Prompt:
Extract the text of every entry below exactly; leave images out.

──────── Material for this task ────────

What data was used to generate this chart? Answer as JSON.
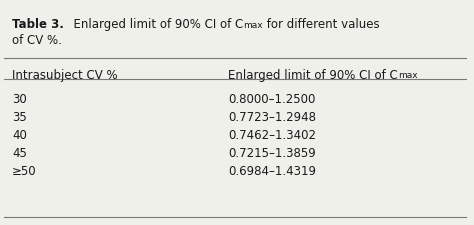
{
  "title_bold": "Table 3.",
  "title_normal": "  Enlarged limit of 90% CI of C",
  "title_sub": "max",
  "title_after": " for different values",
  "title_line2": "of CV %.",
  "col1_header": "Intrasubject CV %",
  "col2_header": "Enlarged limit of 90% CI of C",
  "col2_header_sub": "max",
  "rows": [
    [
      "30",
      "0.8000–1.2500"
    ],
    [
      "35",
      "0.7723–1.2948"
    ],
    [
      "40",
      "0.7462–1.3402"
    ],
    [
      "45",
      "0.7215–1.3859"
    ],
    [
      "≥50",
      "0.6984–1.4319"
    ]
  ],
  "bg_color": "#f0f0eb",
  "text_color": "#1a1a1a",
  "line_color": "#777777",
  "font_size": 8.5,
  "title_font_size": 8.5,
  "sub_font_size": 6.5,
  "fig_width": 4.74,
  "fig_height": 2.26,
  "dpi": 100
}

────────

Written solution:
What data was used to generate this chart? Answer as JSON.
{
  "title_bold": "Table 3.",
  "title_normal": "  Enlarged limit of 90% CI of C",
  "title_sub": "max",
  "title_after": " for different values",
  "title_line2": "of CV %.",
  "col1_header": "Intrasubject CV %",
  "col2_header": "Enlarged limit of 90% CI of C",
  "col2_header_sub": "max",
  "rows": [
    [
      "30",
      "0.8000–1.2500"
    ],
    [
      "35",
      "0.7723–1.2948"
    ],
    [
      "40",
      "0.7462–1.3402"
    ],
    [
      "45",
      "0.7215–1.3859"
    ],
    [
      "≥50",
      "0.6984–1.4319"
    ]
  ],
  "bg_color": "#f0f0eb",
  "text_color": "#1a1a1a",
  "line_color": "#777777",
  "font_size": 8.5,
  "title_font_size": 8.5,
  "sub_font_size": 6.5,
  "fig_width": 4.74,
  "fig_height": 2.26,
  "dpi": 100
}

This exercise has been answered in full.